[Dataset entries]
####
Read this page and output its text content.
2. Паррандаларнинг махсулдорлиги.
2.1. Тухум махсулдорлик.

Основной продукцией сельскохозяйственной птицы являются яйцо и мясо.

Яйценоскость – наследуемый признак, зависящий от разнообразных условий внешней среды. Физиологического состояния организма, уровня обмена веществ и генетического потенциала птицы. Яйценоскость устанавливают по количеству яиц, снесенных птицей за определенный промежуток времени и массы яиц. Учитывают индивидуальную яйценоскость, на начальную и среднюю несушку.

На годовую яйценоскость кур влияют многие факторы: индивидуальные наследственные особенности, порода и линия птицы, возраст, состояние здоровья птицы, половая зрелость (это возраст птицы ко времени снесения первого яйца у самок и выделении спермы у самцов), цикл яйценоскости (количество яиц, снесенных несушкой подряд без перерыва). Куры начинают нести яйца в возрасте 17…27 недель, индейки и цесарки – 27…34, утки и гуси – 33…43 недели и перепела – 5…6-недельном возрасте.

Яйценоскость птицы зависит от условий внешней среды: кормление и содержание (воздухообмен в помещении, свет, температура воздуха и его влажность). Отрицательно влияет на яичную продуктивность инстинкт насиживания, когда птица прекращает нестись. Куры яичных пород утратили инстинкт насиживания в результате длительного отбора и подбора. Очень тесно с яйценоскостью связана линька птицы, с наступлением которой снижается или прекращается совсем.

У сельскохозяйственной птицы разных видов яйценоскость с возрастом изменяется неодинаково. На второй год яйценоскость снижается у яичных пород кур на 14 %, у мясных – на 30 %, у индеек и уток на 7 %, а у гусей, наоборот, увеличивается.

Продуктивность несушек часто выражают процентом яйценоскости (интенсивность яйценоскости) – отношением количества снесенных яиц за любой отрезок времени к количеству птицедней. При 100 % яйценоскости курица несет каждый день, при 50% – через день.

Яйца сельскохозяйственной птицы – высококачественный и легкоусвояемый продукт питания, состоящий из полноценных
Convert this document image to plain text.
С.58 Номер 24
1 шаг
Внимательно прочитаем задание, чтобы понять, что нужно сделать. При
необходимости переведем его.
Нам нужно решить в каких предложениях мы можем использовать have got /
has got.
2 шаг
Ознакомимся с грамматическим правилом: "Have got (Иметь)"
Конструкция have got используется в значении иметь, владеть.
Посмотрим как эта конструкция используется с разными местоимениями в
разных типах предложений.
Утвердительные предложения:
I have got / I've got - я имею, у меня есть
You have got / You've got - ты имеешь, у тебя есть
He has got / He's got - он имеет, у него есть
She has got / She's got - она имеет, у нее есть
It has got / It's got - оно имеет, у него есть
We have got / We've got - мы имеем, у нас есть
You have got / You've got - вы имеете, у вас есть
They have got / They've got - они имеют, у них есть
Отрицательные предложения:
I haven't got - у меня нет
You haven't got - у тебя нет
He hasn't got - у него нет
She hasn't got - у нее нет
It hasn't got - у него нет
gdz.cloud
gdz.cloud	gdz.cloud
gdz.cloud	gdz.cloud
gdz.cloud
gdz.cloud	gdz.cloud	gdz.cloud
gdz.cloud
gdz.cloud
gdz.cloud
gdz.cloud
####
● **Written exercise**
Your task is to extract the lines running from the one with "Convert this document image to plain text." to the end of the material, inclusive, copying each exactly and adding nothing.

● **Correct answer**
Convert this document image to plain text.
С.58 Номер 24
1 шаг
Внимательно прочитаем задание, чтобы понять, что нужно сделать. При
необходимости переведем его.
Нам нужно решить в каких предложениях мы можем использовать have got /
has got.
2 шаг
Ознакомимся с грамматическим правилом: "Have got (Иметь)"
Конструкция have got используется в значении иметь, владеть.
Посмотрим как эта конструкция используется с разными местоимениями в
разных типах предложений.
Утвердительные предложения:
I have got / I've got - я имею, у меня есть
You have got / You've got - ты имеешь, у тебя есть
He has got / He's got - он имеет, у него есть
She has got / She's got - она имеет, у нее есть
It has got / It's got - оно имеет, у него есть
We have got / We've got - мы имеем, у нас есть
You have got / You've got - вы имеете, у вас есть
They have got / They've got - они имеют, у них есть
Отрицательные предложения:
I haven't got - у меня нет
You haven't got - у тебя нет
He hasn't got - у него нет
She hasn't got - у нее нет
It hasn't got - у него нет
gdz.cloud
gdz.cloud	gdz.cloud
gdz.cloud	gdz.cloud
gdz.cloud
gdz.cloud	gdz.cloud	gdz.cloud
gdz.cloud
gdz.cloud
gdz.cloud
gdz.cloud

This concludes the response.